- **Exercise description**: Can you transcribe the data exactly? Leave the pictures out.

- **Data provided**:
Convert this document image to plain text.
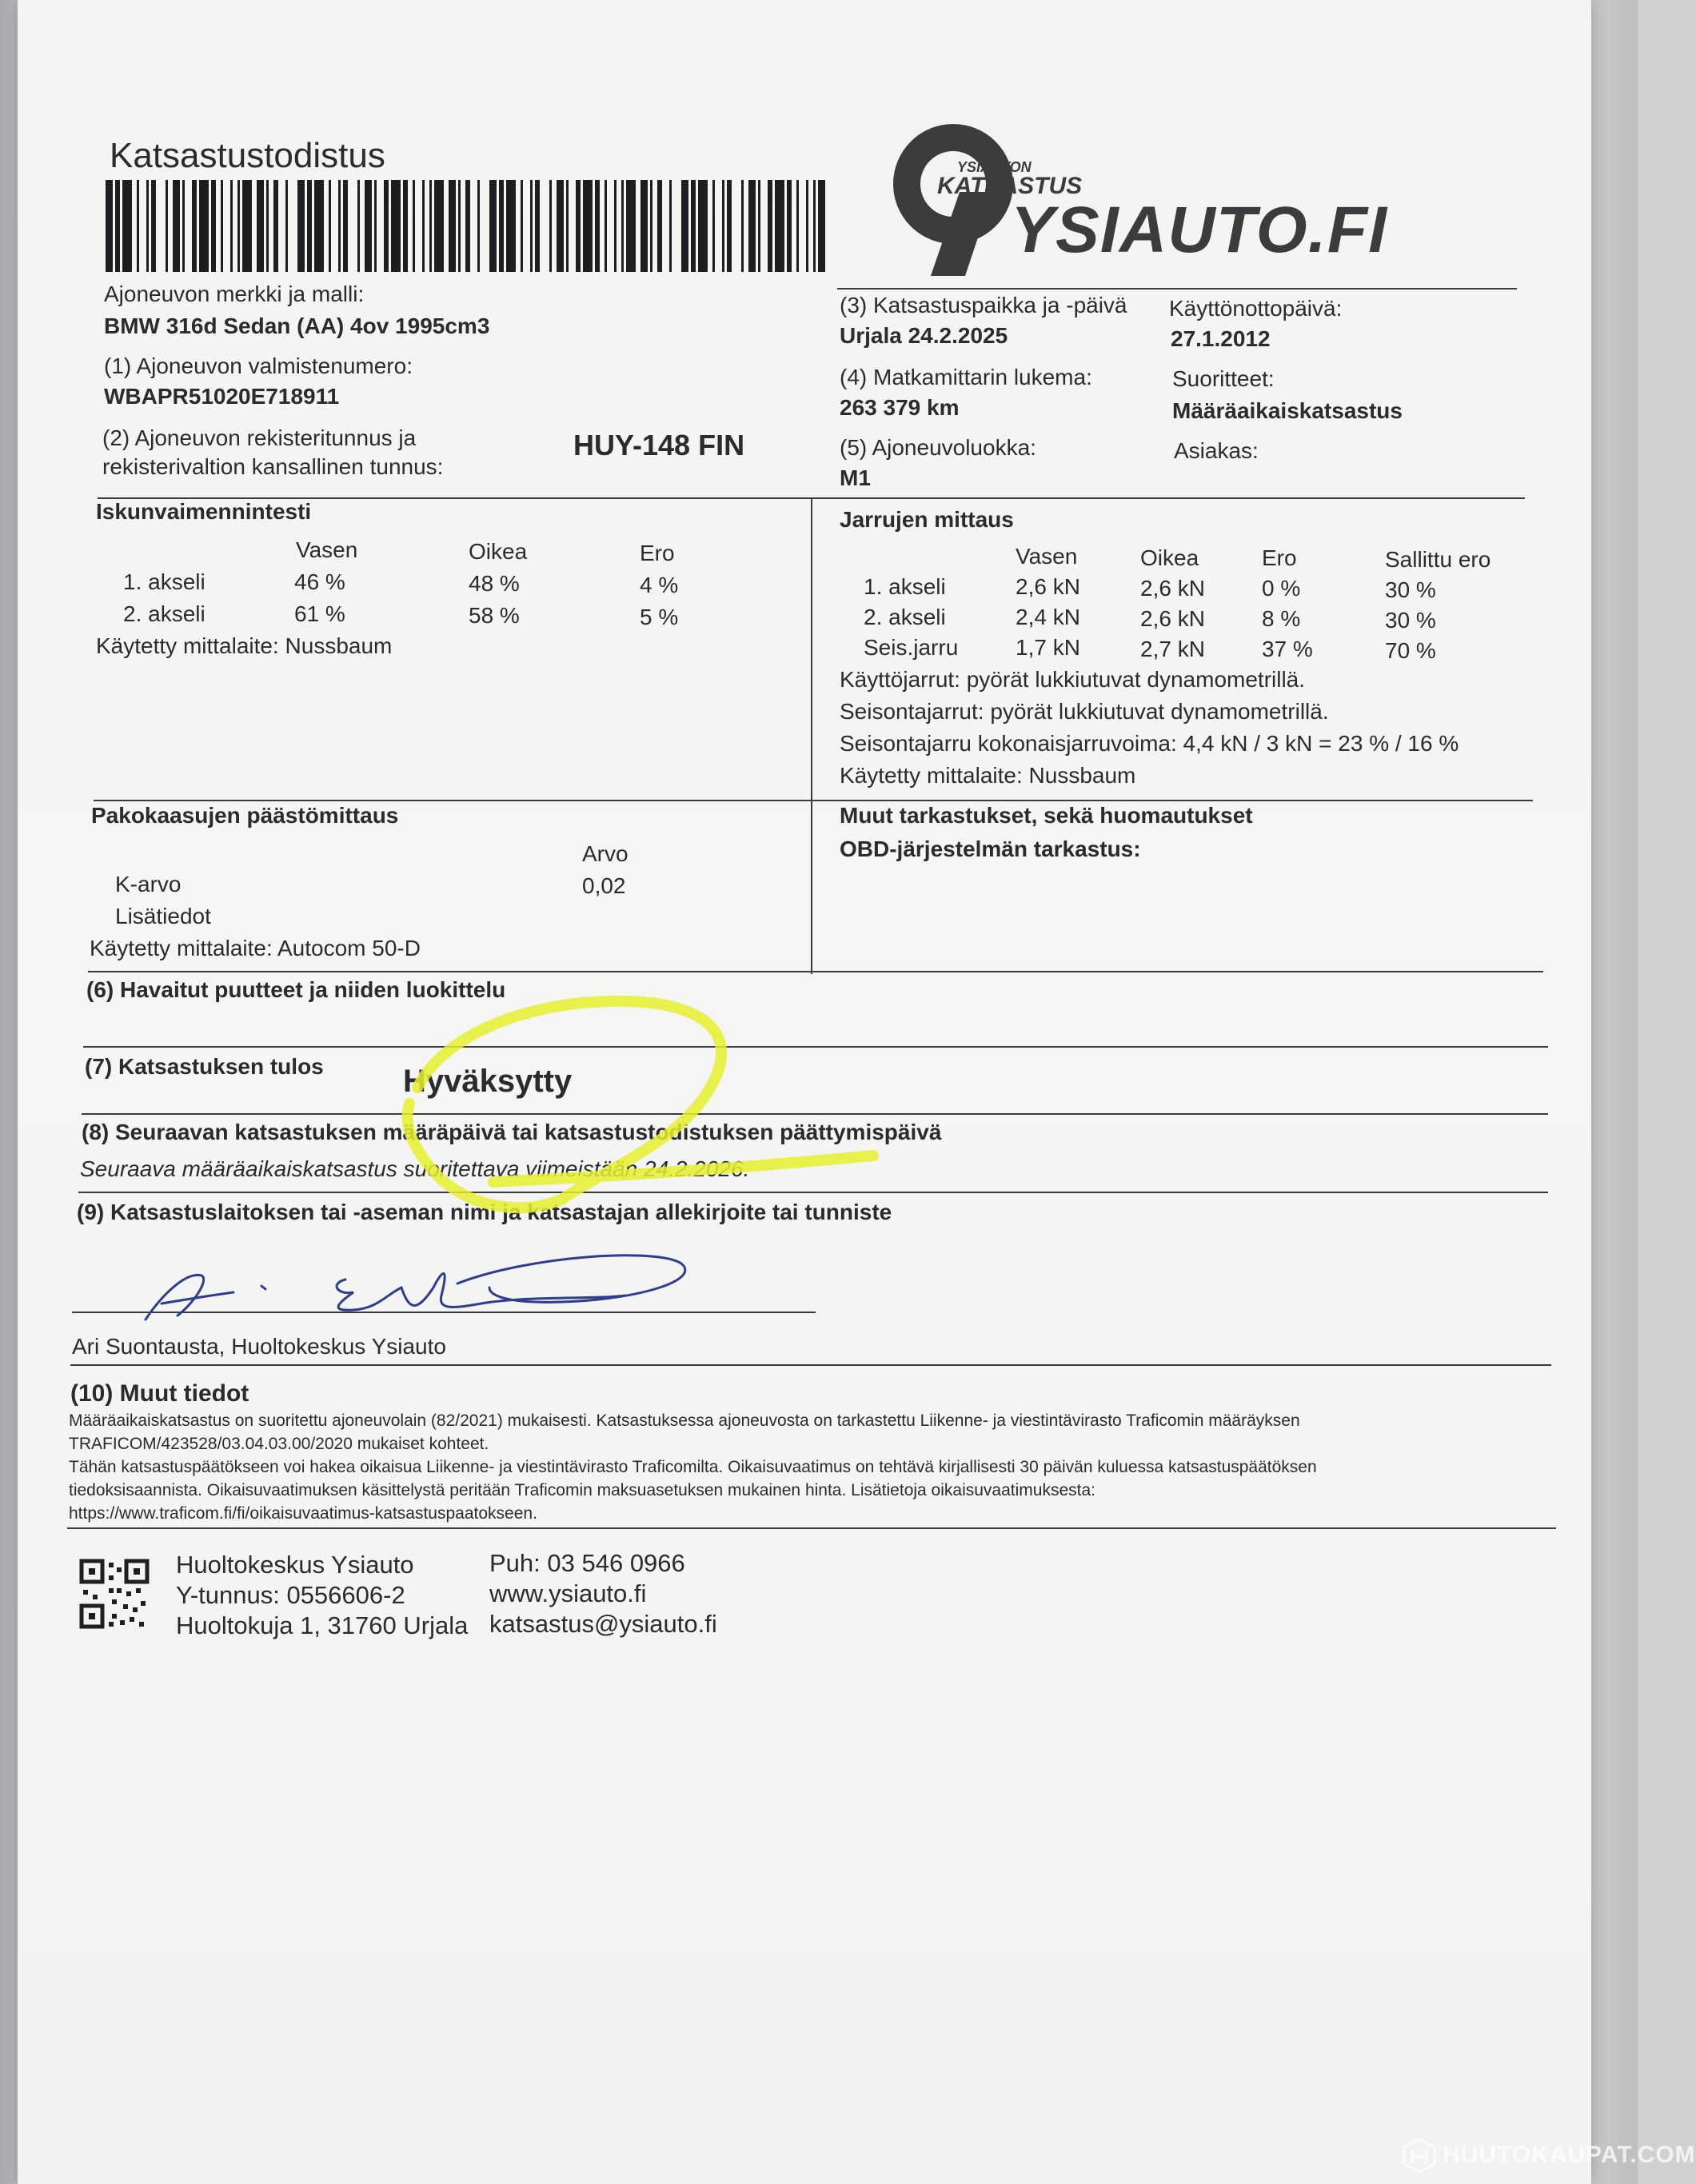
Katsastustodistus	YSIAUTON
KATSASTUS
YSIAUTO.FI
Ajoneuvon merkki ja malli:
BMW 316d Sedan (AA) 4ov 1995cm3
(1) Ajoneuvon valmistenumero:
WBAPR51020E718911
(2) Ajoneuvon rekisteritunnus ja
rekisterivaltion kansallinen tunnus:
HUY-148 FIN
(3) Katsastuspaikka ja -päivä
Urjala 24.2.2025
Käyttönottopäivä:
27.1.2012
(4) Matkamittarin lukema:
263 379 km
Suoritteet:
Määräaikaiskatsastus
(5) Ajoneuvoluokka:
M1
Asiakas:
Iskunvaimennintesti
Vasen	Oikea	Ero
1. akseli	46 %	48 %	4 %
2. akseli	61 %	58 %	5 %
Käytetty mittalaite: Nussbaum
Jarrujen mittaus
Vasen	Oikea	Ero	Sallittu ero
1. akseli	2,6 kN	2,6 kN	0 %	30 %
2. akseli	2,4 kN	2,6 kN	8 %	30 %
Seis.jarru	1,7 kN	2,7 kN	37 %	70 %
Käyttöjarrut: pyörät lukkiutuvat dynamometrillä.
Seisontajarrut: pyörät lukkiutuvat dynamometrillä.
Seisontajarru kokonaisjarruvoima: 4,4 kN / 3 kN = 23 % / 16 %
Käytetty mittalaite: Nussbaum
Pakokaasujen päästömittaus
Arvo
K-arvo	0,02
Lisätiedot
Käytetty mittalaite: Autocom 50-D
Muut tarkastukset, sekä huomautukset
OBD-järjestelmän tarkastus:
(6) Havaitut puutteet ja niiden luokittelu
(7) Katsastuksen tulos Hyväksytty
(8) Seuraavan katsastuksen määräpäivä tai katsastustodistuksen päättymispäivä
Seuraava määräaikaiskatsastus suoritettava viimeistään 24.2.2026.
(9) Katsastuslaitoksen tai -aseman nimi ja katsastajan allekirjoite tai tunniste
Ari Suontausta, Huoltokeskus Ysiauto
(10) Muut tiedot
Määräaikaiskatsastus on suoritettu ajoneuvolain (82/2021) mukaisesti. Katsastuksessa ajoneuvosta on tarkastettu Liikenne- ja viestintävirasto Traficomin määräyksen
TRAFICOM/423528/03.04.03.00/2020 mukaiset kohteet.
Tähän katsastuspäätökseen voi hakea oikaisua Liikenne- ja viestintävirasto Traficomilta. Oikaisuvaatimus on tehtävä kirjallisesti 30 päivän kuluessa katsastuspäätöksen
tiedoksisaannista. Oikaisuvaatimuksen käsittelystä peritään Traficomin maksuasetuksen mukainen hinta. Lisätietoja oikaisuvaatimuksesta:
https://www.traficom.fi/fi/oikaisuvaatimus-katsastuspaatokseen.
Huoltokeskus Ysiauto
Y-tunnus: 0556606-2
Huoltokuja 1, 31760 Urjala
Puh: 03 546 0966
www.ysiauto.fi
katsastus@ysiauto.fi
HUUTOKAUPAT.COM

- **Worked answer**:
Convert this document image to plain text.
Katsastustodistus	YSIAUTON
KATSASTUS
YSIAUTO.FI
Ajoneuvon merkki ja malli:
BMW 316d Sedan (AA) 4ov 1995cm3
(1) Ajoneuvon valmistenumero:
WBAPR51020E718911
(2) Ajoneuvon rekisteritunnus ja
rekisterivaltion kansallinen tunnus:
HUY-148 FIN
(3) Katsastuspaikka ja -päivä
Urjala 24.2.2025
Käyttönottopäivä:
27.1.2012
(4) Matkamittarin lukema:
263 379 km
Suoritteet:
Määräaikaiskatsastus
(5) Ajoneuvoluokka:
M1
Asiakas:
Iskunvaimennintesti
Vasen	Oikea	Ero
1. akseli	46 %	48 %	4 %
2. akseli	61 %	58 %	5 %
Käytetty mittalaite: Nussbaum
Jarrujen mittaus
Vasen	Oikea	Ero	Sallittu ero
1. akseli	2,6 kN	2,6 kN	0 %	30 %
2. akseli	2,4 kN	2,6 kN	8 %	30 %
Seis.jarru	1,7 kN	2,7 kN	37 %	70 %
Käyttöjarrut: pyörät lukkiutuvat dynamometrillä.
Seisontajarrut: pyörät lukkiutuvat dynamometrillä.
Seisontajarru kokonaisjarruvoima: 4,4 kN / 3 kN = 23 % / 16 %
Käytetty mittalaite: Nussbaum
Pakokaasujen päästömittaus
Arvo
K-arvo	0,02
Lisätiedot
Käytetty mittalaite: Autocom 50-D
Muut tarkastukset, sekä huomautukset
OBD-järjestelmän tarkastus:
(6) Havaitut puutteet ja niiden luokittelu
(7) Katsastuksen tulos Hyväksytty
(8) Seuraavan katsastuksen määräpäivä tai katsastustodistuksen päättymispäivä
Seuraava määräaikaiskatsastus suoritettava viimeistään 24.2.2026.
(9) Katsastuslaitoksen tai -aseman nimi ja katsastajan allekirjoite tai tunniste
Ari Suontausta, Huoltokeskus Ysiauto
(10) Muut tiedot
Määräaikaiskatsastus on suoritettu ajoneuvolain (82/2021) mukaisesti. Katsastuksessa ajoneuvosta on tarkastettu Liikenne- ja viestintävirasto Traficomin määräyksen
TRAFICOM/423528/03.04.03.00/2020 mukaiset kohteet.
Tähän katsastuspäätökseen voi hakea oikaisua Liikenne- ja viestintävirasto Traficomilta. Oikaisuvaatimus on tehtävä kirjallisesti 30 päivän kuluessa katsastuspäätöksen
tiedoksisaannista. Oikaisuvaatimuksen käsittelystä peritään Traficomin maksuasetuksen mukainen hinta. Lisätietoja oikaisuvaatimuksesta:
https://www.traficom.fi/fi/oikaisuvaatimus-katsastuspaatokseen.
Huoltokeskus Ysiauto
Y-tunnus: 0556606-2
Huoltokuja 1, 31760 Urjala
Puh: 03 546 0966
www.ysiauto.fi
katsastus@ysiauto.fi
HUUTOKAUPAT.COM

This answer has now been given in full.